= Instruction 1 =
In the project management excerpt, what name was given to a timebox in the Accelerated Value Method?

= Excerpt provided =
================
There are times when I think project managers should be taken outside and shot! There is such a thing as loyalty to the team, and it is important. But there does come a point where excuses have to end and the PM has to admit to their own failures.

Quality seems to be one area where this happens regularly. I've become a little tired over the years of "Agile" being used as an excuse for not testing something thoroughly before it is handed to a client, or not documenting the way something works at least at an architectural level. And I've grown tired of project managers who think that "shouting and escalation" is the best way to get people to meet goals they haven't really bought in to.

When I was managing projects (rather than programmes) the idea of showing a client something that had not been checked, reviewed and signed off would have been alien to me. When I sat with a member of the client's staff to rough up screens, structure functionality or check a feature, they would see the rough cut, and that would be understood and expected. But at the key milestones, when I delivered an iteration or concluded a timebox (ValueFrame as we called them in the Accelerated Value Method I favoured) I made damned sure fields aligned, text was spelt correctly and the colours were consistent. I certainly would not have allowed a system generated error message to appear unless that was what the client wanted.
================
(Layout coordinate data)
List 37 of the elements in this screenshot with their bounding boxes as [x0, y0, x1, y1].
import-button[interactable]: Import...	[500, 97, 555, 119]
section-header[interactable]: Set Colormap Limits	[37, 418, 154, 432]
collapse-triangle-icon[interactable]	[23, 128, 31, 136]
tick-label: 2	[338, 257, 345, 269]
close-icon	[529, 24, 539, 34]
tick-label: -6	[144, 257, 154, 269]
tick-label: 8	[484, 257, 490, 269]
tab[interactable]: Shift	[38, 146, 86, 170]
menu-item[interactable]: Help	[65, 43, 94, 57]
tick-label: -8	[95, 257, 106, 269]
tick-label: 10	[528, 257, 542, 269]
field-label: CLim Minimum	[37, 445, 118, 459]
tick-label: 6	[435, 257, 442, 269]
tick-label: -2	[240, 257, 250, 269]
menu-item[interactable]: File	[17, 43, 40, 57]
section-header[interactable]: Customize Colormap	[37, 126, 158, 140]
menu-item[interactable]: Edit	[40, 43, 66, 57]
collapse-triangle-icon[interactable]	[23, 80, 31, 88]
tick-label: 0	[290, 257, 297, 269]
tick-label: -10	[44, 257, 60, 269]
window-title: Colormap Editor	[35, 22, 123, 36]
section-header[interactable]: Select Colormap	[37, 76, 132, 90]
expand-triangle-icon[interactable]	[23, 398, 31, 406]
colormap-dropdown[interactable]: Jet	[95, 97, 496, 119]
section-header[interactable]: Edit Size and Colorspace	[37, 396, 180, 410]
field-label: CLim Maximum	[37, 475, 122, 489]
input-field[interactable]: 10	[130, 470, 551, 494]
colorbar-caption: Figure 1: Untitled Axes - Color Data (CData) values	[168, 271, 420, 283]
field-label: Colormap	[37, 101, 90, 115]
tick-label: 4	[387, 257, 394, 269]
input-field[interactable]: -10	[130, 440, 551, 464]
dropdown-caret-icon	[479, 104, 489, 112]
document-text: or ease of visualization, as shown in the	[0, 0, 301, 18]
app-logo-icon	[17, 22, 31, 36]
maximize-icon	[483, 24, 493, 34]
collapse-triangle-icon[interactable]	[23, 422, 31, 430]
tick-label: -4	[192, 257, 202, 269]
================
= Instruction 2 =
Which rows contain the string "triangle"? Copy each of them.

= Complete answer 1 =
ValueFrame

= Complete answer 2 =
collapse-triangle-icon[interactable]	[23, 128, 31, 136]
collapse-triangle-icon[interactable]	[23, 80, 31, 88]
expand-triangle-icon[interactable]	[23, 398, 31, 406]
collapse-triangle-icon[interactable]	[23, 422, 31, 430]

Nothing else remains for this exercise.